Extracts from a graphics dataset.
start

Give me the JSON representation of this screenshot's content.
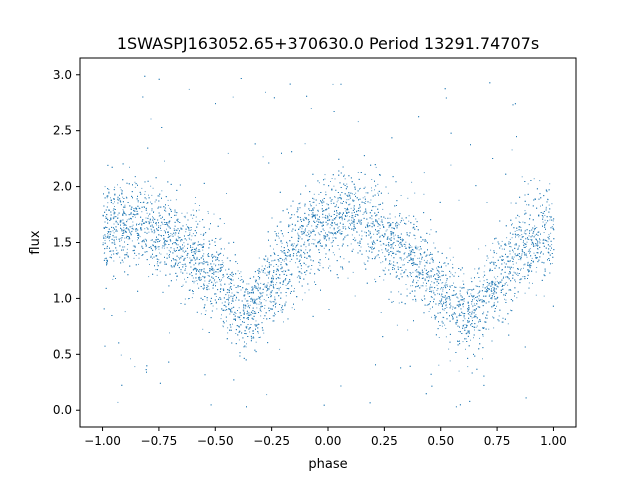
{
  "chart_data": {
    "type": "scatter",
    "title": "1SWASPJ163052.65+370630.0 Period 13291.74707s",
    "xlabel": "phase",
    "ylabel": "flux",
    "xlim": [
      -1.1,
      1.1
    ],
    "ylim": [
      -0.15,
      3.15
    ],
    "x_ticks": [
      -1.0,
      -0.75,
      -0.5,
      -0.25,
      0.0,
      0.25,
      0.5,
      0.75,
      1.0
    ],
    "x_tick_labels": [
      "−1.00",
      "−0.75",
      "−0.50",
      "−0.25",
      "0.00",
      "0.25",
      "0.50",
      "0.75",
      "1.00"
    ],
    "y_ticks": [
      0.0,
      0.5,
      1.0,
      1.5,
      2.0,
      2.5,
      3.0
    ],
    "y_tick_labels": [
      "0.0",
      "0.5",
      "1.0",
      "1.5",
      "2.0",
      "2.5",
      "3.0"
    ],
    "grid": false,
    "legend": "none",
    "marker_color": "#1f77b4",
    "series": [
      {
        "x": [
          -1.0,
          -0.9,
          -0.8,
          -0.7,
          -0.6,
          -0.5,
          -0.45,
          -0.4,
          -0.37,
          -0.3,
          -0.2,
          -0.1,
          0.0,
          0.1,
          0.2,
          0.3,
          0.4,
          0.5,
          0.55,
          0.6,
          0.63,
          0.7,
          0.8,
          0.9,
          1.0
        ],
        "y": [
          1.6,
          1.68,
          1.66,
          1.55,
          1.4,
          1.2,
          1.05,
          0.9,
          0.85,
          1.0,
          1.3,
          1.55,
          1.68,
          1.72,
          1.65,
          1.5,
          1.3,
          1.1,
          0.95,
          0.85,
          0.83,
          1.0,
          1.3,
          1.52,
          1.6
        ]
      }
    ]
  }
}
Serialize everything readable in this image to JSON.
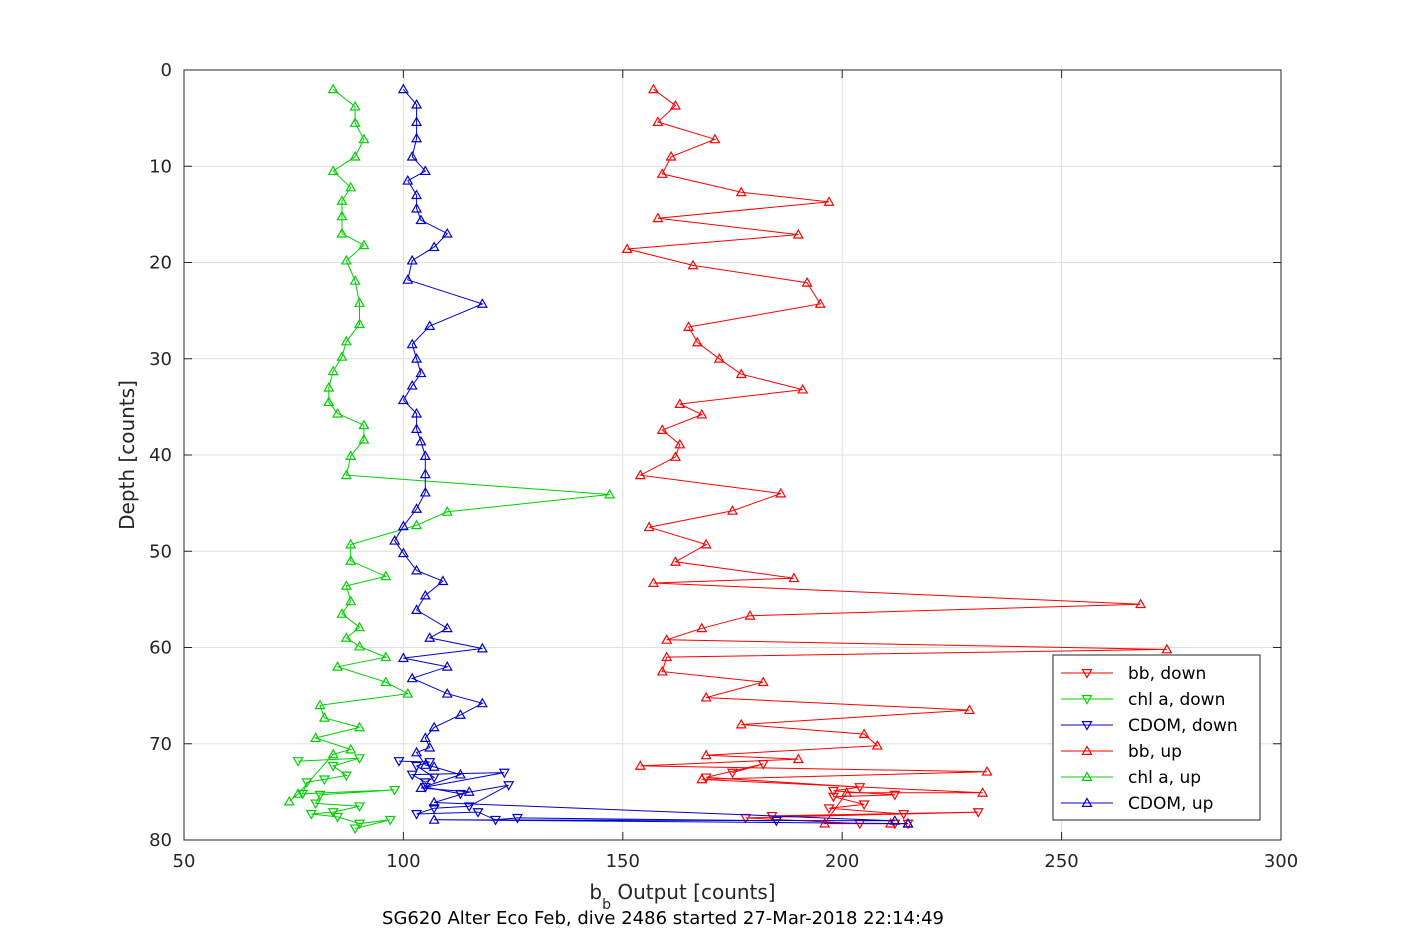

end

Exercise objective.
Omit the images and transcribe all of the records above word for word.

Output below.
Give me the JSON representation of this screenshot's content.
{
  "chart_data": {
    "type": "scatter",
    "title": "1SWASPJ163052.65+370630.0 Period 13291.74707s",
    "xlabel": "phase",
    "ylabel": "flux",
    "xlim": [
      -1.1,
      1.1
    ],
    "ylim": [
      -0.15,
      3.15
    ],
    "x_ticks": [
      -1.0,
      -0.75,
      -0.5,
      -0.25,
      0.0,
      0.25,
      0.5,
      0.75,
      1.0
    ],
    "x_tick_labels": [
      "−1.00",
      "−0.75",
      "−0.50",
      "−0.25",
      "0.00",
      "0.25",
      "0.50",
      "0.75",
      "1.00"
    ],
    "y_ticks": [
      0.0,
      0.5,
      1.0,
      1.5,
      2.0,
      2.5,
      3.0
    ],
    "y_tick_labels": [
      "0.0",
      "0.5",
      "1.0",
      "1.5",
      "2.0",
      "2.5",
      "3.0"
    ],
    "grid": false,
    "legend": "none",
    "marker_color": "#1f77b4",
    "series": [
      {
        "x": [
          -1.0,
          -0.9,
          -0.8,
          -0.7,
          -0.6,
          -0.5,
          -0.45,
          -0.4,
          -0.37,
          -0.3,
          -0.2,
          -0.1,
          0.0,
          0.1,
          0.2,
          0.3,
          0.4,
          0.5,
          0.55,
          0.6,
          0.63,
          0.7,
          0.8,
          0.9,
          1.0
        ],
        "y": [
          1.6,
          1.68,
          1.66,
          1.55,
          1.4,
          1.2,
          1.05,
          0.9,
          0.85,
          1.0,
          1.3,
          1.55,
          1.68,
          1.72,
          1.65,
          1.5,
          1.3,
          1.1,
          0.95,
          0.85,
          0.83,
          1.0,
          1.3,
          1.52,
          1.6
        ]
      }
    ]
  }
}
Serialize everything readable in this image to JSON.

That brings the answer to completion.